§ Requirements
Please write out the material that follows, exactly as it stands.

Saved data entries:
■ ■ ■ ■ ■ ■ ■

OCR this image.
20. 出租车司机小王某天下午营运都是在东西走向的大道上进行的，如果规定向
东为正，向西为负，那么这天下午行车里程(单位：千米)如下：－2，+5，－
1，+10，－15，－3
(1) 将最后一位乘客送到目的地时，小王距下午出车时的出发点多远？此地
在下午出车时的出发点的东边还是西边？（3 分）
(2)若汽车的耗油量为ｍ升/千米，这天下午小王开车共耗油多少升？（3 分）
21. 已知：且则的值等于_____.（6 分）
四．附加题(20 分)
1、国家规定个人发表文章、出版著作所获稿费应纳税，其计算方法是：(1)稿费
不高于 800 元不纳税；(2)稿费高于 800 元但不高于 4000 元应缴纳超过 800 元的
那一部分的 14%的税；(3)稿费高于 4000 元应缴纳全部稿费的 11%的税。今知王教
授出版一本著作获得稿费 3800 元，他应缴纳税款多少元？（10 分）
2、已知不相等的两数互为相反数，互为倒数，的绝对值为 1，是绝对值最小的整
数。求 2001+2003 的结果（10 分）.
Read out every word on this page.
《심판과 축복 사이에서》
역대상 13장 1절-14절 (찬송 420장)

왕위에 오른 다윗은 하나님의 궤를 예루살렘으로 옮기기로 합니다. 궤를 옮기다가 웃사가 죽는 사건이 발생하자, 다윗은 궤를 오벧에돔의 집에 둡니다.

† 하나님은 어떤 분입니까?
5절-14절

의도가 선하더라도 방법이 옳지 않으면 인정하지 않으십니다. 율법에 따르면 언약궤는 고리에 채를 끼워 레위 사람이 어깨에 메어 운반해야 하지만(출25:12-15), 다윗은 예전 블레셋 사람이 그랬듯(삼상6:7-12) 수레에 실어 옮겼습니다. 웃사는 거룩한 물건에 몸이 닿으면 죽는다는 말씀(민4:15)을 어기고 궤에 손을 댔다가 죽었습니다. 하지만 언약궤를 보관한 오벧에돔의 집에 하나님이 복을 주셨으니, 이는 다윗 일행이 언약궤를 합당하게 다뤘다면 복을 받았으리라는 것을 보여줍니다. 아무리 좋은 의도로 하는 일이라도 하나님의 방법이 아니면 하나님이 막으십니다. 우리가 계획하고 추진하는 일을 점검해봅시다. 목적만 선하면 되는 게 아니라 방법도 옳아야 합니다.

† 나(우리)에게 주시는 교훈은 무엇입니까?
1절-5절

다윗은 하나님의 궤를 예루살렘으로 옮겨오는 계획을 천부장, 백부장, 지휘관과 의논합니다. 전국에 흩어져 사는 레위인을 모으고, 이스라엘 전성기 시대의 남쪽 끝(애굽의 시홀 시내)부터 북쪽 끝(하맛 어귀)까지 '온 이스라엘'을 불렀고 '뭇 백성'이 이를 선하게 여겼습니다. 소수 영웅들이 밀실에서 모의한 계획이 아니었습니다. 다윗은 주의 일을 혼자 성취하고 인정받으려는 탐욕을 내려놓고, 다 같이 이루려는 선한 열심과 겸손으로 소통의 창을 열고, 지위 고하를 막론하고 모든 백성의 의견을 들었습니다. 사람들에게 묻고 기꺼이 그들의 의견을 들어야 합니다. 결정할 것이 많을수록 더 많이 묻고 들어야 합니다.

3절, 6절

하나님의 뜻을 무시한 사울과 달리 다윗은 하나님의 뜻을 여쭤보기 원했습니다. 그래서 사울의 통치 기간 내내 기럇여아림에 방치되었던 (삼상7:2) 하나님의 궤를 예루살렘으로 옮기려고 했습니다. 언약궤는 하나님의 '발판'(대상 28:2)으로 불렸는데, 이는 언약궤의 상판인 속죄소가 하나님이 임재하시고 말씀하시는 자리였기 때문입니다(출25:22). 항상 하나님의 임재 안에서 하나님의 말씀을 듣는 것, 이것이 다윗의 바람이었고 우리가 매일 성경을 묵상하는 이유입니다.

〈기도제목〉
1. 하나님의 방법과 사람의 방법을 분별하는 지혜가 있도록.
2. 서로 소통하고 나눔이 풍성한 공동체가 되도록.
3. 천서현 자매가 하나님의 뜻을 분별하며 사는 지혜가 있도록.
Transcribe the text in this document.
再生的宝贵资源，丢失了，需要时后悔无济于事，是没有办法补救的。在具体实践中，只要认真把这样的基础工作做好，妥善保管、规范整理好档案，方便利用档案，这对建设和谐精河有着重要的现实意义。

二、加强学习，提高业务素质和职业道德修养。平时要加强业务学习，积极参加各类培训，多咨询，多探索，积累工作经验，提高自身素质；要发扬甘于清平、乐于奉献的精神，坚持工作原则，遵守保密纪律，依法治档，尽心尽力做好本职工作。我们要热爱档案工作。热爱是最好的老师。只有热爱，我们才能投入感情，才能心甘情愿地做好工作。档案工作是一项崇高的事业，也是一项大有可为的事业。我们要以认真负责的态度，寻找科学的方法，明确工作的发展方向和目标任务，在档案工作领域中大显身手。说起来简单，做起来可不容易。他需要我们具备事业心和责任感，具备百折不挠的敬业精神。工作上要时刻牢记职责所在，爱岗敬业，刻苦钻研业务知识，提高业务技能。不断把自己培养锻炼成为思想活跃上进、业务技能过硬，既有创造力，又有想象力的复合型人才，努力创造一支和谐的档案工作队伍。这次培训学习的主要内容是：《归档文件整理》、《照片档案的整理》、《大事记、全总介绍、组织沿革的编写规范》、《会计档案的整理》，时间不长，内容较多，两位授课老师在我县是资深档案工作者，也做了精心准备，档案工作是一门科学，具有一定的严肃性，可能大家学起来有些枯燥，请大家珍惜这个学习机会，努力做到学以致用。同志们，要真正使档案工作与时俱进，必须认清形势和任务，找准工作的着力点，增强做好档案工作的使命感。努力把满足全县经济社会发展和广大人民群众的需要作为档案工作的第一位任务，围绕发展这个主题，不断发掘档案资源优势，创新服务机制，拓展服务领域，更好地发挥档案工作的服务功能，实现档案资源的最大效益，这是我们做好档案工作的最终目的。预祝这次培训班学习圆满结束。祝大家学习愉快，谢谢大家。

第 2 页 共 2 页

■ ■ ■ ■ ■ ■ ■

§ The completed task
OCR this image.
20. 出租车司机小王某天下午营运都是在东西走向的大道上进行的，如果规定向
东为正，向西为负，那么这天下午行车里程(单位：千米)如下：－2，+5，－
1，+10，－15，－3
(1) 将最后一位乘客送到目的地时，小王距下午出车时的出发点多远？此地
在下午出车时的出发点的东边还是西边？（3 分）
(2)若汽车的耗油量为ｍ升/千米，这天下午小王开车共耗油多少升？（3 分）
21. 已知：且则的值等于_____.（6 分）
四．附加题(20 分)
1、国家规定个人发表文章、出版著作所获稿费应纳税，其计算方法是：(1)稿费
不高于 800 元不纳税；(2)稿费高于 800 元但不高于 4000 元应缴纳超过 800 元的
那一部分的 14%的税；(3)稿费高于 4000 元应缴纳全部稿费的 11%的税。今知王教
授出版一本著作获得稿费 3800 元，他应缴纳税款多少元？（10 分）
2、已知不相等的两数互为相反数，互为倒数，的绝对值为 1，是绝对值最小的整
数。求 2001+2003 的结果（10 分）.
Read out every word on this page.
《심판과 축복 사이에서》
역대상 13장 1절-14절 (찬송 420장)

왕위에 오른 다윗은 하나님의 궤를 예루살렘으로 옮기기로 합니다. 궤를 옮기다가 웃사가 죽는 사건이 발생하자, 다윗은 궤를 오벧에돔의 집에 둡니다.

† 하나님은 어떤 분입니까?
5절-14절

의도가 선하더라도 방법이 옳지 않으면 인정하지 않으십니다. 율법에 따르면 언약궤는 고리에 채를 끼워 레위 사람이 어깨에 메어 운반해야 하지만(출25:12-15), 다윗은 예전 블레셋 사람이 그랬듯(삼상6:7-12) 수레에 실어 옮겼습니다. 웃사는 거룩한 물건에 몸이 닿으면 죽는다는 말씀(민4:15)을 어기고 궤에 손을 댔다가 죽었습니다. 하지만 언약궤를 보관한 오벧에돔의 집에 하나님이 복을 주셨으니, 이는 다윗 일행이 언약궤를 합당하게 다뤘다면 복을 받았으리라는 것을 보여줍니다. 아무리 좋은 의도로 하는 일이라도 하나님의 방법이 아니면 하나님이 막으십니다. 우리가 계획하고 추진하는 일을 점검해봅시다. 목적만 선하면 되는 게 아니라 방법도 옳아야 합니다.

† 나(우리)에게 주시는 교훈은 무엇입니까?
1절-5절

다윗은 하나님의 궤를 예루살렘으로 옮겨오는 계획을 천부장, 백부장, 지휘관과 의논합니다. 전국에 흩어져 사는 레위인을 모으고, 이스라엘 전성기 시대의 남쪽 끝(애굽의 시홀 시내)부터 북쪽 끝(하맛 어귀)까지 '온 이스라엘'을 불렀고 '뭇 백성'이 이를 선하게 여겼습니다. 소수 영웅들이 밀실에서 모의한 계획이 아니었습니다. 다윗은 주의 일을 혼자 성취하고 인정받으려는 탐욕을 내려놓고, 다 같이 이루려는 선한 열심과 겸손으로 소통의 창을 열고, 지위 고하를 막론하고 모든 백성의 의견을 들었습니다. 사람들에게 묻고 기꺼이 그들의 의견을 들어야 합니다. 결정할 것이 많을수록 더 많이 묻고 들어야 합니다.

3절, 6절

하나님의 뜻을 무시한 사울과 달리 다윗은 하나님의 뜻을 여쭤보기 원했습니다. 그래서 사울의 통치 기간 내내 기럇여아림에 방치되었던 (삼상7:2) 하나님의 궤를 예루살렘으로 옮기려고 했습니다. 언약궤는 하나님의 '발판'(대상 28:2)으로 불렸는데, 이는 언약궤의 상판인 속죄소가 하나님이 임재하시고 말씀하시는 자리였기 때문입니다(출25:22). 항상 하나님의 임재 안에서 하나님의 말씀을 듣는 것, 이것이 다윗의 바람이었고 우리가 매일 성경을 묵상하는 이유입니다.

〈기도제목〉
1. 하나님의 방법과 사람의 방법을 분별하는 지혜가 있도록.
2. 서로 소통하고 나눔이 풍성한 공동체가 되도록.
3. 천서현 자매가 하나님의 뜻을 분별하며 사는 지혜가 있도록.
Transcribe the text in this document.
再生的宝贵资源，丢失了，需要时后悔无济于事，是没有办法补救的。在具体实践中，只要认真把这样的基础工作做好，妥善保管、规范整理好档案，方便利用档案，这对建设和谐精河有着重要的现实意义。

二、加强学习，提高业务素质和职业道德修养。平时要加强业务学习，积极参加各类培训，多咨询，多探索，积累工作经验，提高自身素质；要发扬甘于清平、乐于奉献的精神，坚持工作原则，遵守保密纪律，依法治档，尽心尽力做好本职工作。我们要热爱档案工作。热爱是最好的老师。只有热爱，我们才能投入感情，才能心甘情愿地做好工作。档案工作是一项崇高的事业，也是一项大有可为的事业。我们要以认真负责的态度，寻找科学的方法，明确工作的发展方向和目标任务，在档案工作领域中大显身手。说起来简单，做起来可不容易。他需要我们具备事业心和责任感，具备百折不挠的敬业精神。工作上要时刻牢记职责所在，爱岗敬业，刻苦钻研业务知识，提高业务技能。不断把自己培养锻炼成为思想活跃上进、业务技能过硬，既有创造力，又有想象力的复合型人才，努力创造一支和谐的档案工作队伍。这次培训学习的主要内容是：《归档文件整理》、《照片档案的整理》、《大事记、全总介绍、组织沿革的编写规范》、《会计档案的整理》，时间不长，内容较多，两位授课老师在我县是资深档案工作者，也做了精心准备，档案工作是一门科学，具有一定的严肃性，可能大家学起来有些枯燥，请大家珍惜这个学习机会，努力做到学以致用。同志们，要真正使档案工作与时俱进，必须认清形势和任务，找准工作的着力点，增强做好档案工作的使命感。努力把满足全县经济社会发展和广大人民群众的需要作为档案工作的第一位任务，围绕发展这个主题，不断发掘档案资源优势，创新服务机制，拓展服务领域，更好地发挥档案工作的服务功能，实现档案资源的最大效益，这是我们做好档案工作的最终目的。预祝这次培训班学习圆满结束。祝大家学习愉快，谢谢大家。

第 2 页 共 2 页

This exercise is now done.